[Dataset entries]
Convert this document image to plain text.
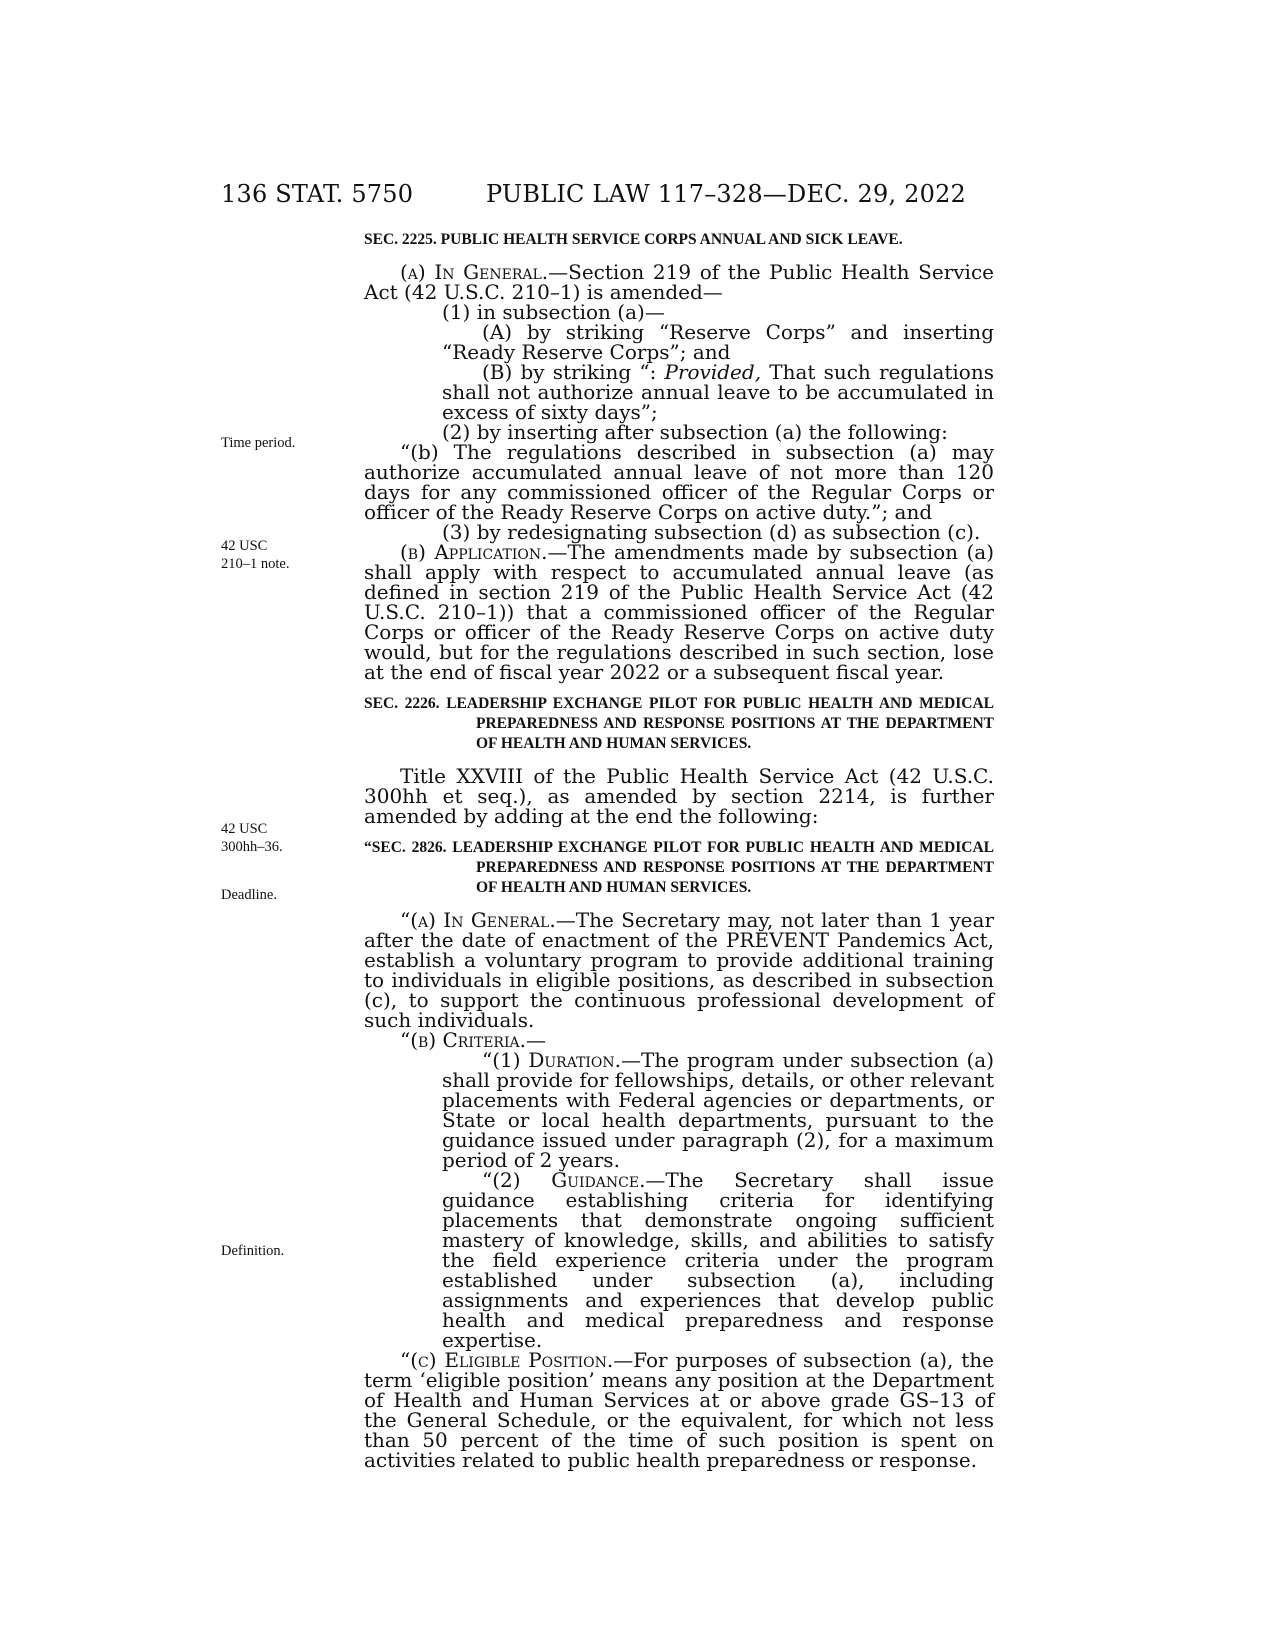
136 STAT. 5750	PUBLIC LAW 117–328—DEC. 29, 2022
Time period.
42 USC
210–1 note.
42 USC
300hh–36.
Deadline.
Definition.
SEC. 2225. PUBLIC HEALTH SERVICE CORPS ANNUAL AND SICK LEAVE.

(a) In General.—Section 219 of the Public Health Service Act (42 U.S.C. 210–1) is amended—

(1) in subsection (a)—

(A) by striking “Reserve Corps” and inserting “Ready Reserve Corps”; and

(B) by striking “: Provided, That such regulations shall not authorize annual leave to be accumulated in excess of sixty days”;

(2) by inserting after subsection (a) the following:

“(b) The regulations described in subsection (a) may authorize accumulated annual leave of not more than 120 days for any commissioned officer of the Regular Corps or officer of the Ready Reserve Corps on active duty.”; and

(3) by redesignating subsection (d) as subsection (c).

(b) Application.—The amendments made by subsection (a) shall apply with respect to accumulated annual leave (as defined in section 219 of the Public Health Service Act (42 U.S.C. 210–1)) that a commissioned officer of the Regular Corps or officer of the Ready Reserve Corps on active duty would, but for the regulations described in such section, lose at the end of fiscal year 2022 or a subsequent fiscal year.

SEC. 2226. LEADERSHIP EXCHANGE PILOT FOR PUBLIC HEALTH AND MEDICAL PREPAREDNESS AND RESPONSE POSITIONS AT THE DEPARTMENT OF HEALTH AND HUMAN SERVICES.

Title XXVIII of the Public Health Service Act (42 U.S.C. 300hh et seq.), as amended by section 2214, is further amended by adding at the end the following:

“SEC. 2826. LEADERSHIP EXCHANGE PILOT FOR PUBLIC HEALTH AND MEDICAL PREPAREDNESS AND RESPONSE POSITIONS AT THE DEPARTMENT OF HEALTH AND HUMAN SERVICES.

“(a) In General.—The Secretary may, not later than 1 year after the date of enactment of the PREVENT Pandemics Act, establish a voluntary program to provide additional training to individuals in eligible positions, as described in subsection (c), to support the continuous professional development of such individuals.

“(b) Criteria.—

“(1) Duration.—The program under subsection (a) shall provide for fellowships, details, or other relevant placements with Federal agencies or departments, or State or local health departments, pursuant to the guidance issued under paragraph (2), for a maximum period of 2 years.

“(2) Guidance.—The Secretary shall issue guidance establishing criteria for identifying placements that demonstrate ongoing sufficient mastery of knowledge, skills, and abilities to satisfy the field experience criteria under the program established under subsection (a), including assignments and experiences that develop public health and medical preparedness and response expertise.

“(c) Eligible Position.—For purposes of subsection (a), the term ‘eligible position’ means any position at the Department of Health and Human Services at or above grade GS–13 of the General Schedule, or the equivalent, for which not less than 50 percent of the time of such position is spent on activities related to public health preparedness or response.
--
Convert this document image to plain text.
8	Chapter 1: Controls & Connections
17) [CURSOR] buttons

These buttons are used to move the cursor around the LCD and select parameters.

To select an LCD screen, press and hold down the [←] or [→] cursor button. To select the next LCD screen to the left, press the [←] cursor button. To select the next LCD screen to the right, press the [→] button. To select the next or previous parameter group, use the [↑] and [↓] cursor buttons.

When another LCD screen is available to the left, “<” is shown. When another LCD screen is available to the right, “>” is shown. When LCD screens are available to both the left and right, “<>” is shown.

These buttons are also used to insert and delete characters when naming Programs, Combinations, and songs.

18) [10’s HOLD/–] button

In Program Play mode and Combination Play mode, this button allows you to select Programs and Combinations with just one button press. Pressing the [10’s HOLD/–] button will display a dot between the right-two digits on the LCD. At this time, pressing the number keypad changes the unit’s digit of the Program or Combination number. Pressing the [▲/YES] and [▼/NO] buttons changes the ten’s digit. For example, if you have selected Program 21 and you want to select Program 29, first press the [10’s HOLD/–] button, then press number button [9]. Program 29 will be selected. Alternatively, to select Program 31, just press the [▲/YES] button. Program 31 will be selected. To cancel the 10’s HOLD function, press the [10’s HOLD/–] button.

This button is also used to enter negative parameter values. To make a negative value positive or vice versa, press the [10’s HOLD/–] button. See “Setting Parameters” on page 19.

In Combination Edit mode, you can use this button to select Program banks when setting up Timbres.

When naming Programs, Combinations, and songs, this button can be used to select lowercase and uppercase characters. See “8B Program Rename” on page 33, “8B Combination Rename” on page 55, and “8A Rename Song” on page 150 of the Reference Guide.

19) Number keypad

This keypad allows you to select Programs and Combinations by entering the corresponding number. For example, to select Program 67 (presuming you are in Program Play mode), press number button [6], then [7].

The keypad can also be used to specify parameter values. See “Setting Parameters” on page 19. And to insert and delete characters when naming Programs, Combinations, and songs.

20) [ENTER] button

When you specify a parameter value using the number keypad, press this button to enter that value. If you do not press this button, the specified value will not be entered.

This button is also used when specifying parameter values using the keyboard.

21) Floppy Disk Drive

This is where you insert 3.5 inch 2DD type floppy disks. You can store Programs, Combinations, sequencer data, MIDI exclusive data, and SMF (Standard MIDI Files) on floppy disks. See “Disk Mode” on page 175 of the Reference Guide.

**Task objective**. Find "striking". Copy every line it occurs in.

**Final result**.
(A) by striking “Reserve Corps” and inserting “Ready Reserve Corps”; and
(B) by striking “: Provided, That such regulations shall not authorize annual leave to be accumulated in excess of sixty days”;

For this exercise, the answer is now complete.